[START OF Data provided]

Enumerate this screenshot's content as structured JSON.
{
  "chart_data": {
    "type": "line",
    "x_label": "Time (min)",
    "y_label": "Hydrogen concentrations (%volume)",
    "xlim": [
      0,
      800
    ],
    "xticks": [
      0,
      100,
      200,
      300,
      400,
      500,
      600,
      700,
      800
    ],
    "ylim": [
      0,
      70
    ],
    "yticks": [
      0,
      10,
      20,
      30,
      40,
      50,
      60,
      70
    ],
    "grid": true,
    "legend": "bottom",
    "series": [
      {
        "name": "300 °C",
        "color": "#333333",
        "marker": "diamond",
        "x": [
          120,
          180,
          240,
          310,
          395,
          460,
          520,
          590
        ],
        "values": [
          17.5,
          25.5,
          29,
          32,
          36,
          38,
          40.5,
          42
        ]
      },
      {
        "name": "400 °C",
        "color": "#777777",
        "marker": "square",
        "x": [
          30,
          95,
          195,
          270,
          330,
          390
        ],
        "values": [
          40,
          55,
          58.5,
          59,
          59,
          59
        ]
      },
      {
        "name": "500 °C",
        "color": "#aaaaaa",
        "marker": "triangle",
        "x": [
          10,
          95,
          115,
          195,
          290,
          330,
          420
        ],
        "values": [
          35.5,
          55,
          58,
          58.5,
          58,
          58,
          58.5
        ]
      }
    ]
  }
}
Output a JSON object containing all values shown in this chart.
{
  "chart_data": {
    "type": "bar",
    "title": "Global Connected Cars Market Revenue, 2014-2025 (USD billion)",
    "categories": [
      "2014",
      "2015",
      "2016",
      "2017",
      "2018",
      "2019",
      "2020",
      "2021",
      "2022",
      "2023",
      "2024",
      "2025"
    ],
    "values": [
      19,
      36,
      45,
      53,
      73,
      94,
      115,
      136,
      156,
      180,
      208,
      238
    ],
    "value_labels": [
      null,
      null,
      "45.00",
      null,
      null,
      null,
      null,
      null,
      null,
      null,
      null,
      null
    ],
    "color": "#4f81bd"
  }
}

[END OF Data provided]

* [Task instructions] Send back exactly the lines from the line with "Output a JSON" through the end of the records.

* [The output]
Output a JSON object containing all values shown in this chart.
{
  "chart_data": {
    "type": "bar",
    "title": "Global Connected Cars Market Revenue, 2014-2025 (USD billion)",
    "categories": [
      "2014",
      "2015",
      "2016",
      "2017",
      "2018",
      "2019",
      "2020",
      "2021",
      "2022",
      "2023",
      "2024",
      "2025"
    ],
    "values": [
      19,
      36,
      45,
      53,
      73,
      94,
      115,
      136,
      156,
      180,
      208,
      238
    ],
    "value_labels": [
      null,
      null,
      "45.00",
      null,
      null,
      null,
      null,
      null,
      null,
      null,
      null,
      null
    ],
    "color": "#4f81bd"
  }
}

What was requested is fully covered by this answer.